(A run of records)
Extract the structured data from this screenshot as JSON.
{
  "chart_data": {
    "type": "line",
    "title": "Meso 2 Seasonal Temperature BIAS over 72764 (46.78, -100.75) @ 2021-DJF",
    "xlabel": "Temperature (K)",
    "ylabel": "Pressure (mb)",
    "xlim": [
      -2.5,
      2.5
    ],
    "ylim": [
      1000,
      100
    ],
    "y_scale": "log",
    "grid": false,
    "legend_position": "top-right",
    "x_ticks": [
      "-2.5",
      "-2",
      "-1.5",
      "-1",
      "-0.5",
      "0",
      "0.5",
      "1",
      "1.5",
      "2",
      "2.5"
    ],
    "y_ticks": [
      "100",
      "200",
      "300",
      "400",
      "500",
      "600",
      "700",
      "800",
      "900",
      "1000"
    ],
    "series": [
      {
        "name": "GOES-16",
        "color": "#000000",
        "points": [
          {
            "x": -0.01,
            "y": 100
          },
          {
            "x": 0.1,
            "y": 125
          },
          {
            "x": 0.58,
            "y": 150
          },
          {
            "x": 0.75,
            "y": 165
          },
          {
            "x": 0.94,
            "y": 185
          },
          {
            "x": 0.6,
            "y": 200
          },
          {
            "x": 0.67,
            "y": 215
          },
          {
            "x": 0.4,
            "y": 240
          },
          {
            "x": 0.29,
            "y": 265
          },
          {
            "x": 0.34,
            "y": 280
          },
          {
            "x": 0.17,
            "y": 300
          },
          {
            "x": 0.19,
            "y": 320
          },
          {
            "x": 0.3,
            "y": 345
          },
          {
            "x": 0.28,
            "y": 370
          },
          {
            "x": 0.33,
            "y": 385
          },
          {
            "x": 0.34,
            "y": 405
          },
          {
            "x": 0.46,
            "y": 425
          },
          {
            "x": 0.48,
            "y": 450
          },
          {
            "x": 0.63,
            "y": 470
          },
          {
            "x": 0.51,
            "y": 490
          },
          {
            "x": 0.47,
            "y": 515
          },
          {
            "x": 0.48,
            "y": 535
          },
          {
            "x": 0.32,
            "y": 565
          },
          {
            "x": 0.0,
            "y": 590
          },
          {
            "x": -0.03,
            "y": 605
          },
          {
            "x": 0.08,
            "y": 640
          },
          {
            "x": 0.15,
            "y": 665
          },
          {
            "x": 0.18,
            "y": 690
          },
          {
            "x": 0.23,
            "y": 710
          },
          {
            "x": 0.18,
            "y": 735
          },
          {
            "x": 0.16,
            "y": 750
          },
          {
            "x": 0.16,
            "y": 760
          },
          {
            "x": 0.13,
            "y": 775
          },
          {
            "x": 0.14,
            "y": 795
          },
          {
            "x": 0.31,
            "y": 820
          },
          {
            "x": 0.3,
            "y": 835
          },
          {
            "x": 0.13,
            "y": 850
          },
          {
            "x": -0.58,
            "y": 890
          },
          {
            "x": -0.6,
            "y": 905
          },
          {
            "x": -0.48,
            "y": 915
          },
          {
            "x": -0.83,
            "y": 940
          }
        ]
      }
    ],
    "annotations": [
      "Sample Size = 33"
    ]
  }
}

§ What to produce: Go through the listing above and pull out each line containing the word "Temperature".

§ Response to the task:
    "title": "Meso 2 Seasonal Temperature BIAS over 72764 (46.78, -100.75) @ 2021-DJF",
    "xlabel": "Temperature (K)",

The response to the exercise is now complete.